▶ **Aim**: Set down the material below word for word, excluding the pictures.
## Start Data records
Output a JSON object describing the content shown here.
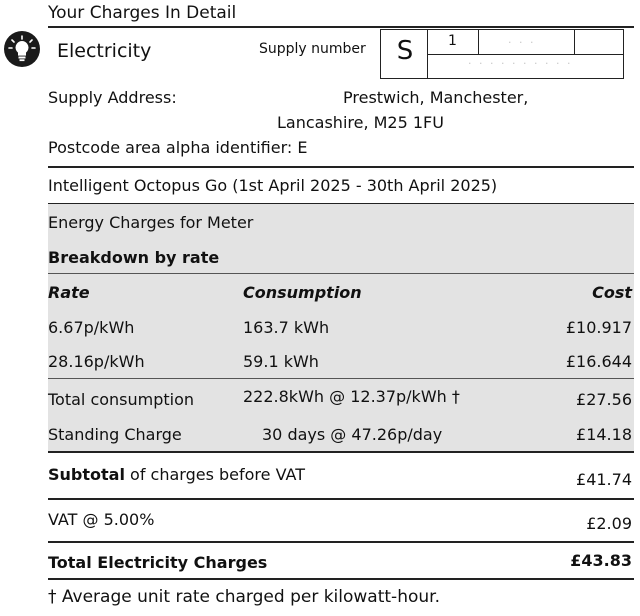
{
  "header": {
    "title": "Your Charges In Detail"
  },
  "meter": {
    "icon": "lightbulb-icon",
    "fuel": "Electricity",
    "supply_number_label": "Supply number",
    "supply_letter": "S",
    "top_digit": "1"
  },
  "address": {
    "label": "Supply Address:",
    "line1": "Prestwich, Manchester,",
    "line2": "Lancashire, M25 1FU",
    "postcode_area": "Postcode area alpha identifier: E"
  },
  "tariff": {
    "name": "Intelligent Octopus Go (1st April 2025 - 30th April 2025)"
  },
  "energy": {
    "heading": "Energy Charges for Meter",
    "breakdown": "Breakdown by rate",
    "columns": {
      "rate": "Rate",
      "consumption": "Consumption",
      "cost": "Cost"
    },
    "rows": [
      {
        "rate": "6.67p/kWh",
        "consumption": "163.7 kWh",
        "cost": "£10.917"
      },
      {
        "rate": "28.16p/kWh",
        "consumption": "59.1 kWh",
        "cost": "£16.644"
      }
    ],
    "total_label": "Total consumption",
    "total_consumption": "222.8kWh @ 12.37p/kWh †",
    "total_cost": "£27.56",
    "standing_label": "Standing Charge",
    "standing_detail": "30 days @ 47.26p/day",
    "standing_cost": "£14.18"
  },
  "subtotal": {
    "bold": "Subtotal",
    "rest": " of charges before VAT",
    "amount": "£41.74"
  },
  "vat": {
    "label": "VAT @ 5.00%",
    "amount": "£2.09"
  },
  "total": {
    "label": "Total Electricity Charges",
    "amount": "£43.83"
  },
  "footnote": "† Average unit rate charged per kilowatt-hour.",
  "colors": {
    "shade": "#e3e3e3",
    "rule": "#222222",
    "icon_bg": "#1a1a1a"
  }
}
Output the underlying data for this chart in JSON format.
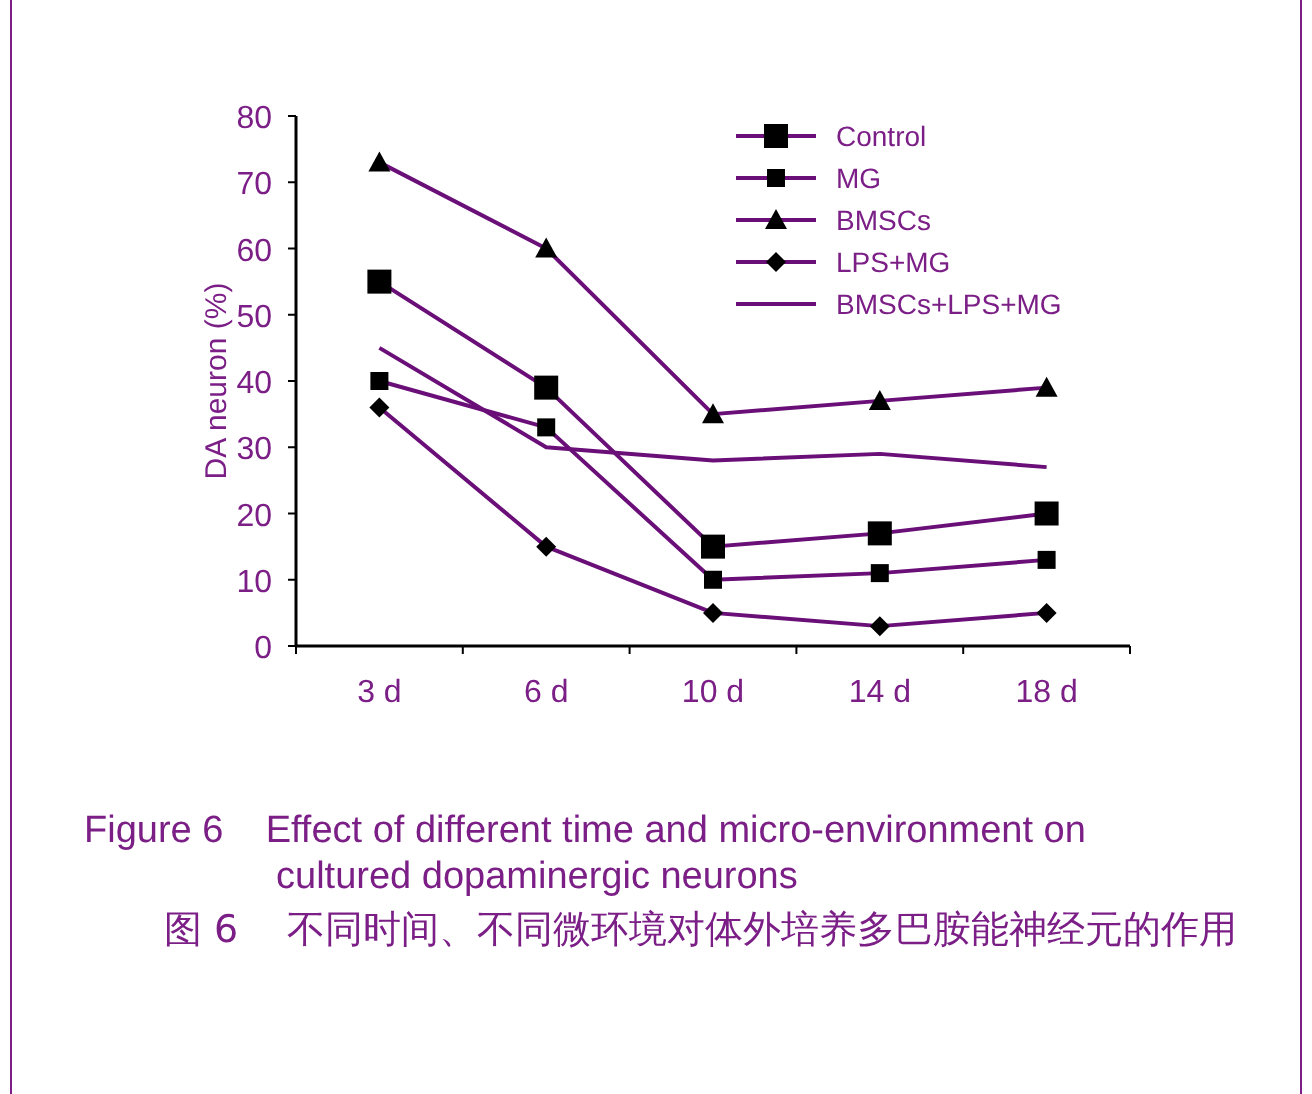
## End Data records
▶ **The completed task**:
Output a JSON object describing the content shown here.
{
  "header": {
    "title": "Your Charges In Detail"
  },
  "meter": {
    "icon": "lightbulb-icon",
    "fuel": "Electricity",
    "supply_number_label": "Supply number",
    "supply_letter": "S",
    "top_digit": "1"
  },
  "address": {
    "label": "Supply Address:",
    "line1": "Prestwich, Manchester,",
    "line2": "Lancashire, M25 1FU",
    "postcode_area": "Postcode area alpha identifier: E"
  },
  "tariff": {
    "name": "Intelligent Octopus Go (1st April 2025 - 30th April 2025)"
  },
  "energy": {
    "heading": "Energy Charges for Meter",
    "breakdown": "Breakdown by rate",
    "columns": {
      "rate": "Rate",
      "consumption": "Consumption",
      "cost": "Cost"
    },
    "rows": [
      {
        "rate": "6.67p/kWh",
        "consumption": "163.7 kWh",
        "cost": "£10.917"
      },
      {
        "rate": "28.16p/kWh",
        "consumption": "59.1 kWh",
        "cost": "£16.644"
      }
    ],
    "total_label": "Total consumption",
    "total_consumption": "222.8kWh @ 12.37p/kWh †",
    "total_cost": "£27.56",
    "standing_label": "Standing Charge",
    "standing_detail": "30 days @ 47.26p/day",
    "standing_cost": "£14.18"
  },
  "subtotal": {
    "bold": "Subtotal",
    "rest": " of charges before VAT",
    "amount": "£41.74"
  },
  "vat": {
    "label": "VAT @ 5.00%",
    "amount": "£2.09"
  },
  "total": {
    "label": "Total Electricity Charges",
    "amount": "£43.83"
  },
  "footnote": "† Average unit rate charged per kilowatt-hour.",
  "colors": {
    "shade": "#e3e3e3",
    "rule": "#222222",
    "icon_bg": "#1a1a1a"
  }
}
Output the underlying data for this chart in JSON format.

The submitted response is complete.